__Rows__:

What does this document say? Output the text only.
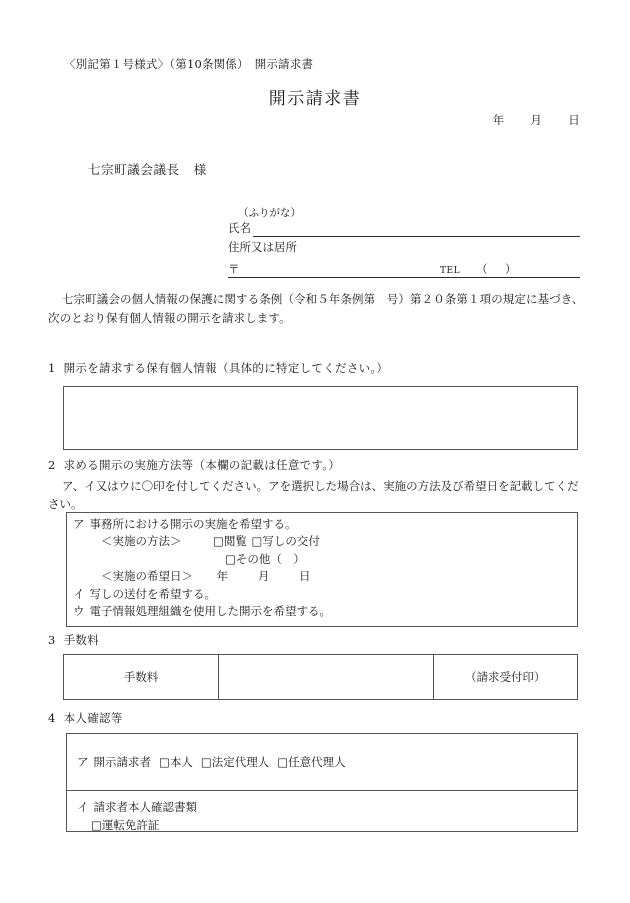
〈別記第１号様式〉（第10条関係）　開示請求書
開示請求書
年 月 日
七宗町議会議長 様
（ふりがな）
氏名
住所又は居所
〒	TEL （　）
七宗町議会の個人情報の保護に関する条例（令和５年条例第　号）第２０条第１項の規定に基づき、次のとおり保有個人情報の開示を請求します。
1 開示を請求する保有個人情報（具体的に特定してください。）
2 求める開示の実施方法等（本欄の記載は任意です。）
ア、イ又はウに〇印を付してください。アを選択した場合は、実施の方法及び希望日を記載してください。
ア 事務所における開示の実施を希望する。
＜実施の方法＞	□閲覧 □写しの交付
□その他（　）
＜実施の希望日＞ 年	月	日
イ 写しの送付を希望する。
ウ 電子情報処理組織を使用した開示を希望する。
3 手数料
手数料		（請求受付印）
4 本人確認等
ア 開示請求者 □本人 □法定代理人 □任意代理人
イ 請求者本人確認書類
□運転免許証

__Set problem__:
Nothing but the pictures may be dropped; output the records above exactly.

__Answer to this exercise__:
What does this document say? Output the text only.
〈別記第１号様式〉（第10条関係）　開示請求書
開示請求書
年 月 日
七宗町議会議長 様
（ふりがな）
氏名
住所又は居所
〒	TEL （　）
七宗町議会の個人情報の保護に関する条例（令和５年条例第　号）第２０条第１項の規定に基づき、次のとおり保有個人情報の開示を請求します。
1 開示を請求する保有個人情報（具体的に特定してください。）
2 求める開示の実施方法等（本欄の記載は任意です。）
ア、イ又はウに〇印を付してください。アを選択した場合は、実施の方法及び希望日を記載してください。
ア 事務所における開示の実施を希望する。
＜実施の方法＞	□閲覧 □写しの交付
□その他（　）
＜実施の希望日＞ 年	月	日
イ 写しの送付を希望する。
ウ 電子情報処理組織を使用した開示を希望する。
3 手数料
手数料		（請求受付印）
4 本人確認等
ア 開示請求者 □本人 □法定代理人 □任意代理人
イ 請求者本人確認書類
□運転免許証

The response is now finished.